## begin RECORD LIST

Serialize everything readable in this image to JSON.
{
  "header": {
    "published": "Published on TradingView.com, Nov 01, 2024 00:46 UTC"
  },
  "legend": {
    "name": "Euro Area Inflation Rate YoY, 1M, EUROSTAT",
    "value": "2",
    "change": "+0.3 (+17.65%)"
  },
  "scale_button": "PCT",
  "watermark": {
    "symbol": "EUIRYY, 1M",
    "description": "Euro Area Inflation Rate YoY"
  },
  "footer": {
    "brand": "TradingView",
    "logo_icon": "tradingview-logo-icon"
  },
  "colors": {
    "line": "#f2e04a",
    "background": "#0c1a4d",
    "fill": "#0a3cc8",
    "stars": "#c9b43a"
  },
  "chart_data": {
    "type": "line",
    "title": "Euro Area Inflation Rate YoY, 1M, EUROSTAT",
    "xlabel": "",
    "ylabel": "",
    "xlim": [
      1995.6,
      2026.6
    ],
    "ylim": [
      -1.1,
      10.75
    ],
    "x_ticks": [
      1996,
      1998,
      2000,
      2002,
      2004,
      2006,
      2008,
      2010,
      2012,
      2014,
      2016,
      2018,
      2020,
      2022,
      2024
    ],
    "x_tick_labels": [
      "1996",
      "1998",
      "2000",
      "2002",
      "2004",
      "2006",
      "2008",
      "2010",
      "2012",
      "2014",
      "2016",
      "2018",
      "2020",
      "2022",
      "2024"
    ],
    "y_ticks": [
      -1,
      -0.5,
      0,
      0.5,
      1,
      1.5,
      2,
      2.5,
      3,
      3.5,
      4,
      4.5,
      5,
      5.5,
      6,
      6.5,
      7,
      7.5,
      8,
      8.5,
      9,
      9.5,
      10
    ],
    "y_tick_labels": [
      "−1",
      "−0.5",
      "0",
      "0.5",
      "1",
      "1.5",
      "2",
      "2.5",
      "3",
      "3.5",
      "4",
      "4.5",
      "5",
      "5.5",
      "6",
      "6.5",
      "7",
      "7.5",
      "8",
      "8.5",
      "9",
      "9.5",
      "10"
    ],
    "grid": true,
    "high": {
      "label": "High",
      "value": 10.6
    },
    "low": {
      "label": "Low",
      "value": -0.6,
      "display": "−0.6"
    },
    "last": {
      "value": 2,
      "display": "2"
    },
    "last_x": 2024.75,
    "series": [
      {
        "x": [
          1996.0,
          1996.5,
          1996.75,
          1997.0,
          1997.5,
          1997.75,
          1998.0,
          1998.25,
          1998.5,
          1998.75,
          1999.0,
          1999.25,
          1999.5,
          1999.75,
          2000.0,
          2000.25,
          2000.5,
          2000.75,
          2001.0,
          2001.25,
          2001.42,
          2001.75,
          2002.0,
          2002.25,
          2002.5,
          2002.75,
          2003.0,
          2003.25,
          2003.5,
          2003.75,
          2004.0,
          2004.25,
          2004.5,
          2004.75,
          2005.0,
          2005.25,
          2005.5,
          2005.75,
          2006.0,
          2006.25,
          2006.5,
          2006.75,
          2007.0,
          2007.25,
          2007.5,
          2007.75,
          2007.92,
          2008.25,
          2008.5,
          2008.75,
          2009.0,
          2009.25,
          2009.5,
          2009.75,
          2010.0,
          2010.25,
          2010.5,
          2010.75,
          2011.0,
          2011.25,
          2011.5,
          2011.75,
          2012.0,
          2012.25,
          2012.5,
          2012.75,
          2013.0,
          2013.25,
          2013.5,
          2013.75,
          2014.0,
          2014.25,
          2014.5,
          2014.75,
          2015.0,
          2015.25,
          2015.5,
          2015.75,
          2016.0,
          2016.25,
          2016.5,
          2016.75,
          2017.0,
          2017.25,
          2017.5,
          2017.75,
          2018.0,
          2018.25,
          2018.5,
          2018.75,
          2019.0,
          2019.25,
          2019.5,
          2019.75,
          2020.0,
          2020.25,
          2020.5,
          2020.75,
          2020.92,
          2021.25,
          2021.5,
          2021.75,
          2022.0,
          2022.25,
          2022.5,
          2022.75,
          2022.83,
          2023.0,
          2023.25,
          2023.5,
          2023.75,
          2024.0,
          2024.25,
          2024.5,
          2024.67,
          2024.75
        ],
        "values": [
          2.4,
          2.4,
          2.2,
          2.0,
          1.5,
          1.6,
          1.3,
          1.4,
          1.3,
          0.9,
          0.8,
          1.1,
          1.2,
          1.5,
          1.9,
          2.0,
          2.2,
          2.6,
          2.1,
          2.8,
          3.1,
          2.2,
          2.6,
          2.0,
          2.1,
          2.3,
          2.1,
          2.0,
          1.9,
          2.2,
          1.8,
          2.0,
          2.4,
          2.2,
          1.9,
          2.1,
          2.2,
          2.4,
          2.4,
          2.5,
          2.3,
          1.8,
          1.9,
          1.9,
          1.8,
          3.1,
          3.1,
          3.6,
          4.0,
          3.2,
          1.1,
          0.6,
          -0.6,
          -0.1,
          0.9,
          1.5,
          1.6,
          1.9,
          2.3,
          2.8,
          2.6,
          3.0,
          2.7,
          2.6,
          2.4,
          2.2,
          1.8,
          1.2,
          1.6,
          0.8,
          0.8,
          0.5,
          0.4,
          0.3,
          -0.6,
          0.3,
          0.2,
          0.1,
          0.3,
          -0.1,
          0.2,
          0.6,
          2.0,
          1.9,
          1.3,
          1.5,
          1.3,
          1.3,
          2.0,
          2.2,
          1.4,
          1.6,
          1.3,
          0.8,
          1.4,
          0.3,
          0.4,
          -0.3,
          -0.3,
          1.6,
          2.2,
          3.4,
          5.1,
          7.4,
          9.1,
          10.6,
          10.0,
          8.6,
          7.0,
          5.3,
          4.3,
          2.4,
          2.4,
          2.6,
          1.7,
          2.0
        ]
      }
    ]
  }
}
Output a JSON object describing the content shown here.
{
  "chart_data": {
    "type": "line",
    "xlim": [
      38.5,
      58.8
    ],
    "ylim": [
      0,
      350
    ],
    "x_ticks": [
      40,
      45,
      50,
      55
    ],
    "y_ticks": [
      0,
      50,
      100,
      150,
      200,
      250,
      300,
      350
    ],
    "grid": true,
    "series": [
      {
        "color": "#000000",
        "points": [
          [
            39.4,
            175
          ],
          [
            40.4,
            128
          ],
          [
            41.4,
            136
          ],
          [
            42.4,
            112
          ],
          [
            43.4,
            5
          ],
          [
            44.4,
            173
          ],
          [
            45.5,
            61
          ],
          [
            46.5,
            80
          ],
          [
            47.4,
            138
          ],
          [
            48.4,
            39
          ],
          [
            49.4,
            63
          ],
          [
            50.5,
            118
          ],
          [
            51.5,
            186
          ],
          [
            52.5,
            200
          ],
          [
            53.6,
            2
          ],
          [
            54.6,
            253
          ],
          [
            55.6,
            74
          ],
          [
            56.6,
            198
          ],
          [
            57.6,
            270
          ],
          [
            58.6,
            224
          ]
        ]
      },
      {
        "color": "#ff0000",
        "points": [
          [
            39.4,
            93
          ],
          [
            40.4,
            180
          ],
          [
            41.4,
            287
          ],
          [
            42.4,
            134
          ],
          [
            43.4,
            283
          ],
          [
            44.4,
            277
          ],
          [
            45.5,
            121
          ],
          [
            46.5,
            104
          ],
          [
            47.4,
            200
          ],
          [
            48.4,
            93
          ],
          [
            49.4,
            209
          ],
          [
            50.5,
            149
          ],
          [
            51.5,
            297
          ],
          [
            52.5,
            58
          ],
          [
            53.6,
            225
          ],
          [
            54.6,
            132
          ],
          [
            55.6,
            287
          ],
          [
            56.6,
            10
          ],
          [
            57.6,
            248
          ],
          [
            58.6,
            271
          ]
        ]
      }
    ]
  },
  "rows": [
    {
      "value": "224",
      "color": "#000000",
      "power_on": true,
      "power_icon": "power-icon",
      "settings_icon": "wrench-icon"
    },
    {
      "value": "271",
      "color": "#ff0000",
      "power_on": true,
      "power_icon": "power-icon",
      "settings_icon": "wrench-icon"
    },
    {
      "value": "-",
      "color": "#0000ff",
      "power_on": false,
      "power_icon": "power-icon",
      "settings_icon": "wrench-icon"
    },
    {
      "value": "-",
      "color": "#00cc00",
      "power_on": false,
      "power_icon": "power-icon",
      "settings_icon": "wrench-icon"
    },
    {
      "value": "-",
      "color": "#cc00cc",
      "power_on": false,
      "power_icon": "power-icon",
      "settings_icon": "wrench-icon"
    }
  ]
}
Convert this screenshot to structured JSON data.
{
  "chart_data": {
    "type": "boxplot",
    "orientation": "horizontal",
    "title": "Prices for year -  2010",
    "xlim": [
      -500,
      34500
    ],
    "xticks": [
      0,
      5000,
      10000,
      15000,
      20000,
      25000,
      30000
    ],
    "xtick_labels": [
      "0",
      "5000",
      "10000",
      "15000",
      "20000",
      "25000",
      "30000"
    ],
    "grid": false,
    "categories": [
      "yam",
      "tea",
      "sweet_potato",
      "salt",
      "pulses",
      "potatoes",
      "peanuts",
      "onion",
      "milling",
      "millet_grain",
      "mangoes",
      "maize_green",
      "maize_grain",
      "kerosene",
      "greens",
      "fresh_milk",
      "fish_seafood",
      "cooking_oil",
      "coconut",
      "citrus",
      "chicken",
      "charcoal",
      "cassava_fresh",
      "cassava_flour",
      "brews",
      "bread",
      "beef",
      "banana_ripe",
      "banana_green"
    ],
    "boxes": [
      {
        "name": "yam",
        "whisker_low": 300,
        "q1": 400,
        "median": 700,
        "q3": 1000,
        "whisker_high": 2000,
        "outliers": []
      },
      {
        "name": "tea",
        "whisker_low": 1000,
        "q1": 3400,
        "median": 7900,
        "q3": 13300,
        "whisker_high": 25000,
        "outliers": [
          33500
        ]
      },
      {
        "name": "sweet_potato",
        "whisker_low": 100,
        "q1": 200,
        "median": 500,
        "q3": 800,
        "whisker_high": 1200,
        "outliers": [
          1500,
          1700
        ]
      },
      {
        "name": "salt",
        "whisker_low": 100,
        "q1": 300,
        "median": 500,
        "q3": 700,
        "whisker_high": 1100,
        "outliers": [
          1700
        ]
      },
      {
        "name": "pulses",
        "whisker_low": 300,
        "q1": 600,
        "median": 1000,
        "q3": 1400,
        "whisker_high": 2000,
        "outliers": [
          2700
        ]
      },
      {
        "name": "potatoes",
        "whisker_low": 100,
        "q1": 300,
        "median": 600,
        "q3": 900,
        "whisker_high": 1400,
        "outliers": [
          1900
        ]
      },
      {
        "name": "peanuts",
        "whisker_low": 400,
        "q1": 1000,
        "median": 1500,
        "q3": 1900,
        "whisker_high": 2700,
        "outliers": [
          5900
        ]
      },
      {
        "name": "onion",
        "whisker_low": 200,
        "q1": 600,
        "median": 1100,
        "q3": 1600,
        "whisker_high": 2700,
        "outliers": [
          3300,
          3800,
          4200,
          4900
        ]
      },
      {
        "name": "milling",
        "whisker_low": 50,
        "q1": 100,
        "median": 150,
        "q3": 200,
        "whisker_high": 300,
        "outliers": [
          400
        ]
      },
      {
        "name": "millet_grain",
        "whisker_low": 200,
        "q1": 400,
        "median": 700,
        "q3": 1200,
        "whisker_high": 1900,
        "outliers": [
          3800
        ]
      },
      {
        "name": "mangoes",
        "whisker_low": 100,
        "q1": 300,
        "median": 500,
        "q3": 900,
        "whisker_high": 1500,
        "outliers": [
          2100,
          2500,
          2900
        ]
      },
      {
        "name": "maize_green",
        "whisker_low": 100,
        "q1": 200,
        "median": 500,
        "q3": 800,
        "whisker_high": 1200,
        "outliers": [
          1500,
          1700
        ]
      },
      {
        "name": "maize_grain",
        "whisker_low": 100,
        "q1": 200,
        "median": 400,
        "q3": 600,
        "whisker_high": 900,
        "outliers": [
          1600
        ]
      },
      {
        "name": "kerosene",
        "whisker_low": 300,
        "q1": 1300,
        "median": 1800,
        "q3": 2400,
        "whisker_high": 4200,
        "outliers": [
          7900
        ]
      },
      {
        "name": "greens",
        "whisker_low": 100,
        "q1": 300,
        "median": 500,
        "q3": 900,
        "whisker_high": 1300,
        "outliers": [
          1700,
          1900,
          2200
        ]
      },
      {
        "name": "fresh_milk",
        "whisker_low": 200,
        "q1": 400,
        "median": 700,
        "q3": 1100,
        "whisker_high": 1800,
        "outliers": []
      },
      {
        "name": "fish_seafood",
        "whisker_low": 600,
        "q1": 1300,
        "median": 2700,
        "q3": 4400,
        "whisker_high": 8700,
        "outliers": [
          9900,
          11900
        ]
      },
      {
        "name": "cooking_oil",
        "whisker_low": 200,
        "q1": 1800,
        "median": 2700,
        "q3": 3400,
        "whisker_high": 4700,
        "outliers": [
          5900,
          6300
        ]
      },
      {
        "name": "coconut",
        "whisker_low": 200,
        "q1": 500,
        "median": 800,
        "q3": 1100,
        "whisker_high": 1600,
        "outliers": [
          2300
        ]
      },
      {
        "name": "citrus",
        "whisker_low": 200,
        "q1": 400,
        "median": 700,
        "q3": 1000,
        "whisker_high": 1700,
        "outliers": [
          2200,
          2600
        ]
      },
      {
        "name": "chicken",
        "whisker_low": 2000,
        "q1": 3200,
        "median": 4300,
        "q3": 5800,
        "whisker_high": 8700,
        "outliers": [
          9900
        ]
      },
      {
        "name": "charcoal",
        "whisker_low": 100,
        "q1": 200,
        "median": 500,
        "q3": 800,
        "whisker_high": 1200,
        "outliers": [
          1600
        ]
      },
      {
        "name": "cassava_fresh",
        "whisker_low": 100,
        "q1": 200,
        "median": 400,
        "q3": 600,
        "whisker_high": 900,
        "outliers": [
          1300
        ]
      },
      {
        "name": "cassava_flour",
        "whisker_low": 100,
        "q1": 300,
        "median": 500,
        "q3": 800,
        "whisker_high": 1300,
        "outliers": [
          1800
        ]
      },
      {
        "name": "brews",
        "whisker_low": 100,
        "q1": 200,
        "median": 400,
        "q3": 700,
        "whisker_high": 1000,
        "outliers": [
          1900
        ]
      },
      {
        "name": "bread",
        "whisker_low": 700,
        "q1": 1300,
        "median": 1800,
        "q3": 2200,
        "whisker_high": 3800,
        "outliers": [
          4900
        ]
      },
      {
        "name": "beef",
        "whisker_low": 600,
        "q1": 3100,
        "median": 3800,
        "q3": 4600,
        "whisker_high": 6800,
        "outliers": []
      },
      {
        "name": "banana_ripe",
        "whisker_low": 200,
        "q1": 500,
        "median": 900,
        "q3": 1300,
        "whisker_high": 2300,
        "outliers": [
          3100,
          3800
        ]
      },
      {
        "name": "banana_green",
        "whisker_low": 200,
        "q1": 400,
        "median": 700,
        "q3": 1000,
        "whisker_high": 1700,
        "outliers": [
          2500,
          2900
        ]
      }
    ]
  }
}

## end RECORD LIST

Using the material above, state how many lines include the string "EUROSTAT". Answer with a single number.

2